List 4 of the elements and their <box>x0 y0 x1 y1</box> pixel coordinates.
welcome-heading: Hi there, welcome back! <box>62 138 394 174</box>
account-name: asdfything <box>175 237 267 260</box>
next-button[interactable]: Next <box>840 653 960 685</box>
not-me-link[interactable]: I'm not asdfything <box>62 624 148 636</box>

##############################

> _Short exercise_: Reproduce the lines above verbatim, one per line, in their original order.

> _Task output_:
List 4 of the elements and their <box>x0 y0 x1 y1</box> pixel coordinates.
welcome-heading: Hi there, welcome back! <box>62 138 394 174</box>
account-name: asdfything <box>175 237 267 260</box>
next-button[interactable]: Next <box>840 653 960 685</box>
not-me-link[interactable]: I'm not asdfything <box>62 624 148 636</box>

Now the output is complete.